Find "Transcribe this image's" in the material below, then copy that line and every subsequent line to the end, exactly.

RAW RECORDS =>
* * * *
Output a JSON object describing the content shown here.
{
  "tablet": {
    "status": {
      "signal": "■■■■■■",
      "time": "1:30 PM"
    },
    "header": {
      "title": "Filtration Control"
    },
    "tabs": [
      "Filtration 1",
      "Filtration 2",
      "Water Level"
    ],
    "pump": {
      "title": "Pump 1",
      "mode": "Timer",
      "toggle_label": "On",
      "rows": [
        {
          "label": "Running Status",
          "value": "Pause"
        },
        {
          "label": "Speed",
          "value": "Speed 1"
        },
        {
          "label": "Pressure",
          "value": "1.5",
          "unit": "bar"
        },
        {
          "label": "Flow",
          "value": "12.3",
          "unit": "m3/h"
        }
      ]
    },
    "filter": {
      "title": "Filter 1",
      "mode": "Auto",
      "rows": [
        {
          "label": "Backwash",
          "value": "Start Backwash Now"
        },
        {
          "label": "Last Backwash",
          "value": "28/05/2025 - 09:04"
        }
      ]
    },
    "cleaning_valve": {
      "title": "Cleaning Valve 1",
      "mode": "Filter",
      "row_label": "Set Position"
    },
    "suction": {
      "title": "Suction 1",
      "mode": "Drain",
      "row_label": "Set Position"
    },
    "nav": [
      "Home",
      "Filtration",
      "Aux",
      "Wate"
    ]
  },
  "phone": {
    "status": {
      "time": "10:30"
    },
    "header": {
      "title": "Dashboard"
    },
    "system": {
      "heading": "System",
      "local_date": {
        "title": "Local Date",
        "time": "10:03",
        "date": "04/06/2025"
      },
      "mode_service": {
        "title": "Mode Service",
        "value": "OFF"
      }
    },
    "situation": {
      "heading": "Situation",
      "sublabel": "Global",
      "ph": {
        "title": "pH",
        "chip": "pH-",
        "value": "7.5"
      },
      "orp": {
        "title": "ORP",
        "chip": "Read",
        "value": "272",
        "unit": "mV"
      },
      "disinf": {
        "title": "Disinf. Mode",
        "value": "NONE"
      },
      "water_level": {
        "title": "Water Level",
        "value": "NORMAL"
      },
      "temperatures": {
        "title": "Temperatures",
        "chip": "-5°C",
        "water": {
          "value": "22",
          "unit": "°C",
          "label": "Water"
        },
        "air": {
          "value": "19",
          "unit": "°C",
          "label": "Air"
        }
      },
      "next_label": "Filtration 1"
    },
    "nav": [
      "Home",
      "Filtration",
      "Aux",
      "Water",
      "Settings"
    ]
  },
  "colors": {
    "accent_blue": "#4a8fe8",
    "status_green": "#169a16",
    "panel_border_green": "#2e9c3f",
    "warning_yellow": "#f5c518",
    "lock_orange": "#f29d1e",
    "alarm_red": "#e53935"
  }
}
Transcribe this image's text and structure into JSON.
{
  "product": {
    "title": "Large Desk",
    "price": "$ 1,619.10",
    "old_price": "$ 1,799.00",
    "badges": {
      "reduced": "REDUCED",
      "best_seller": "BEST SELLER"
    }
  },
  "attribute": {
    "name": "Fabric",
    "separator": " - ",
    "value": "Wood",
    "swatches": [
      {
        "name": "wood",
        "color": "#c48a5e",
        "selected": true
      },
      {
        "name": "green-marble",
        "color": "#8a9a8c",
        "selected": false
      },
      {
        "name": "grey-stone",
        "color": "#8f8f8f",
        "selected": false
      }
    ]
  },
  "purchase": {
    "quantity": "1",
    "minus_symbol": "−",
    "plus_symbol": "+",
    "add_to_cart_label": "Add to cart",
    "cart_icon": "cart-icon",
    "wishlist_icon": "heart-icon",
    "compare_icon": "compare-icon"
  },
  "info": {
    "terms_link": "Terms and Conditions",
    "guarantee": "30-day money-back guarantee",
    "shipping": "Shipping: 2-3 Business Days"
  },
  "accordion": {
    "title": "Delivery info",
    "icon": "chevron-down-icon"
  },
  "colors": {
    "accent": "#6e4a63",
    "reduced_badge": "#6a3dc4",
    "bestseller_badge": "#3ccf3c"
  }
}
* * * *
RESPONSE TO THE TASK =>
Transcribe this image's text and structure into JSON.
{
  "product": {
    "title": "Large Desk",
    "price": "$ 1,619.10",
    "old_price": "$ 1,799.00",
    "badges": {
      "reduced": "REDUCED",
      "best_seller": "BEST SELLER"
    }
  },
  "attribute": {
    "name": "Fabric",
    "separator": " - ",
    "value": "Wood",
    "swatches": [
      {
        "name": "wood",
        "color": "#c48a5e",
        "selected": true
      },
      {
        "name": "green-marble",
        "color": "#8a9a8c",
        "selected": false
      },
      {
        "name": "grey-stone",
        "color": "#8f8f8f",
        "selected": false
      }
    ]
  },
  "purchase": {
    "quantity": "1",
    "minus_symbol": "−",
    "plus_symbol": "+",
    "add_to_cart_label": "Add to cart",
    "cart_icon": "cart-icon",
    "wishlist_icon": "heart-icon",
    "compare_icon": "compare-icon"
  },
  "info": {
    "terms_link": "Terms and Conditions",
    "guarantee": "30-day money-back guarantee",
    "shipping": "Shipping: 2-3 Business Days"
  },
  "accordion": {
    "title": "Delivery info",
    "icon": "chevron-down-icon"
  },
  "colors": {
    "accent": "#6e4a63",
    "reduced_badge": "#6a3dc4",
    "bestseller_badge": "#3ccf3c"
  }
}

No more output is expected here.